**Your goal:**
Return each line containing the string "List".

--- start of Input rows ---

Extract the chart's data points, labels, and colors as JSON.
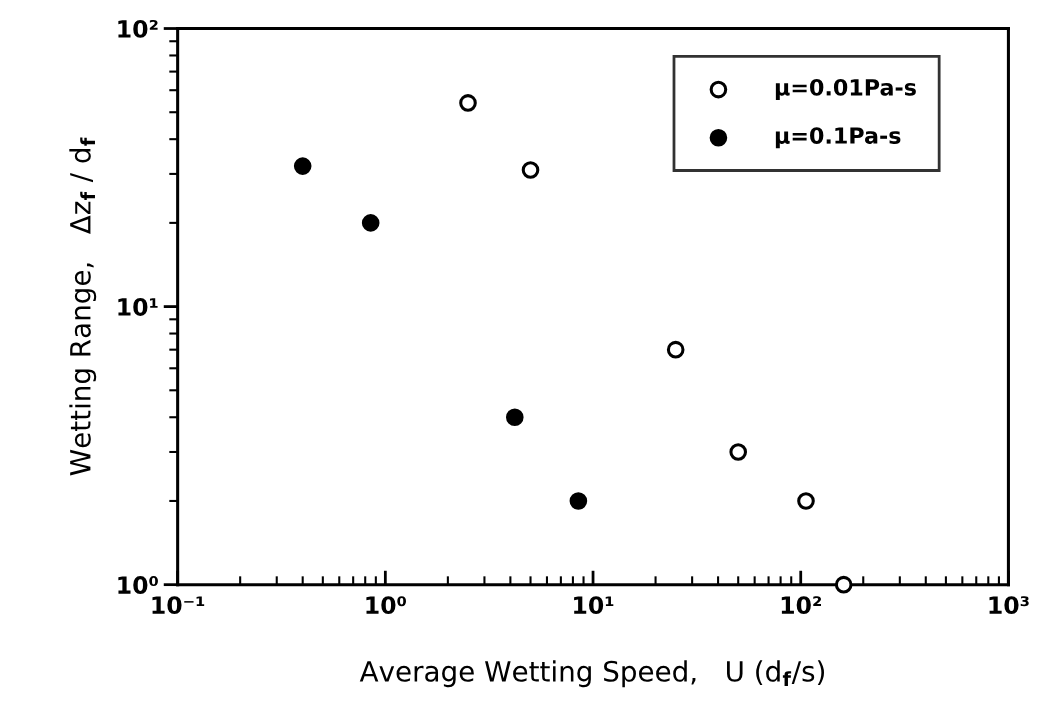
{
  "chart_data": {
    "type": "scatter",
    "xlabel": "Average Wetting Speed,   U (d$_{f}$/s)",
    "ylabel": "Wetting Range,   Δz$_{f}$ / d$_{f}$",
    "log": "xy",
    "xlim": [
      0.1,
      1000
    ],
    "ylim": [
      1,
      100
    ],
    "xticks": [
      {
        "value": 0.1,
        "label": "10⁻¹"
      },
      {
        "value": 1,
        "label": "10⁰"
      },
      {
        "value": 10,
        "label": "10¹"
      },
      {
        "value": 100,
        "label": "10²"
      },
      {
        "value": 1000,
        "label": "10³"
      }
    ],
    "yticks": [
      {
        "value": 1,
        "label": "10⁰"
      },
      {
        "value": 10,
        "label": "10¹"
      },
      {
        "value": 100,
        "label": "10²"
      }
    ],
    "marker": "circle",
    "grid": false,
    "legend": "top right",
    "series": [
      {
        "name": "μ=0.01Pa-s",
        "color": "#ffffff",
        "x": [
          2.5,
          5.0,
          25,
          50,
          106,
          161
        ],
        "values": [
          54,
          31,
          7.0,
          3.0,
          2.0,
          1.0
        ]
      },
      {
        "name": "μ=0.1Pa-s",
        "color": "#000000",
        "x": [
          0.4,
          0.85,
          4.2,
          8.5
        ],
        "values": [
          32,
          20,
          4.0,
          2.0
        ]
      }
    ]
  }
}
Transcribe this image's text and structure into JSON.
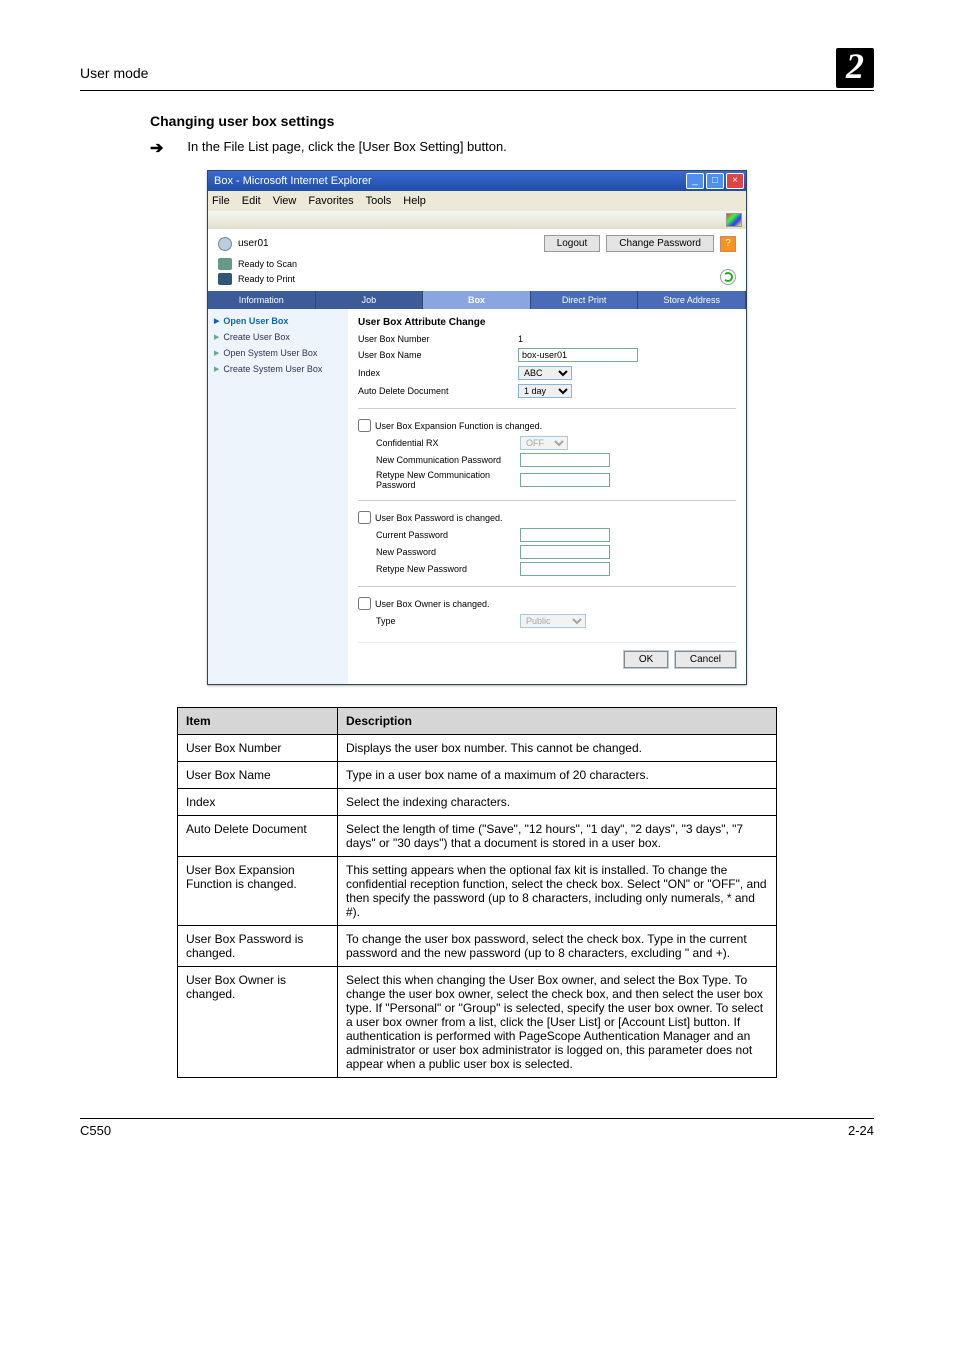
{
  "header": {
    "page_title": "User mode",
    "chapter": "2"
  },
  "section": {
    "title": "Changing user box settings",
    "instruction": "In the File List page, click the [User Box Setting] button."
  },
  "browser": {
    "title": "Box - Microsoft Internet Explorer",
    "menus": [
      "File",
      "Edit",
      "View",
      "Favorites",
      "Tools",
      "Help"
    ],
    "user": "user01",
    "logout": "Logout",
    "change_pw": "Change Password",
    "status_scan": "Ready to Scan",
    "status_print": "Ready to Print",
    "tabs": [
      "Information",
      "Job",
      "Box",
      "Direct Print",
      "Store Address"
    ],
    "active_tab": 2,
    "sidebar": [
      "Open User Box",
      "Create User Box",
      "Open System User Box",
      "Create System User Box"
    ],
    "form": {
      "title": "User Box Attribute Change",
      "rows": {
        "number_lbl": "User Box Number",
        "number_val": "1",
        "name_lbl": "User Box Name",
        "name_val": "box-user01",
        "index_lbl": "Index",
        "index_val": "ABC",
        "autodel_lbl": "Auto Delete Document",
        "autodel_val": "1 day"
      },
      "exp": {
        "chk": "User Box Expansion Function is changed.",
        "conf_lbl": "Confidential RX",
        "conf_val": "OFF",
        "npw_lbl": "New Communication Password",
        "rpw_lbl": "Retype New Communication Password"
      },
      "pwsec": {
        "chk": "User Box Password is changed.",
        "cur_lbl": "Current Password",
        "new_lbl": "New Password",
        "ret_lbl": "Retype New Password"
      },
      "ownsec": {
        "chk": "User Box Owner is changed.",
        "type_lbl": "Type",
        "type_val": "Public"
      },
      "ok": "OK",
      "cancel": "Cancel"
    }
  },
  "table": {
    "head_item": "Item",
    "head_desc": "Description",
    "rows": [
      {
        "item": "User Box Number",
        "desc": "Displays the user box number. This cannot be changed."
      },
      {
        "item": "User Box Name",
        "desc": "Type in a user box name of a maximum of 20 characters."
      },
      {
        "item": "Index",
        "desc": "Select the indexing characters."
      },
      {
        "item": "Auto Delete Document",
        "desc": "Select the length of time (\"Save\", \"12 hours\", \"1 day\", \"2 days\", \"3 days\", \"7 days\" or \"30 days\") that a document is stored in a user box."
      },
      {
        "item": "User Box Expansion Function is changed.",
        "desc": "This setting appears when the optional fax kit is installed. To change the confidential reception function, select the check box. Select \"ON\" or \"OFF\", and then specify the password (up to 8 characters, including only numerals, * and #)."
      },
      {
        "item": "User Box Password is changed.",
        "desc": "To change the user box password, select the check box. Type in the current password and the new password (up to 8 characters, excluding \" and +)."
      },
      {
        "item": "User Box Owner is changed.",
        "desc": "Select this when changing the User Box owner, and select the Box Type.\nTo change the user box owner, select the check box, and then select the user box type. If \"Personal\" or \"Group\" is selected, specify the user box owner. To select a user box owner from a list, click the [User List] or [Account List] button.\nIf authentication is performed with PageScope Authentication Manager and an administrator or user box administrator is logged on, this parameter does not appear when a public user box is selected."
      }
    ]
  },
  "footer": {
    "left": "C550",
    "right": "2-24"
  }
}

--- end of Input rows ---

**Response below:**
    "instruction": "In the File List page, click the [User Box Setting] button."
        "desc": "Select this when changing the User Box owner, and select the Box Type.\nTo change the user box owner, select the check box, and then select the user box type. If \"Personal\" or \"Group\" is selected, specify the user box owner. To select a user box owner from a list, click the [User List] or [Account List] button.\nIf authentication is performed with PageScope Authentication Manager and an administrator or user box administrator is logged on, this parameter does not appear when a public user box is selected."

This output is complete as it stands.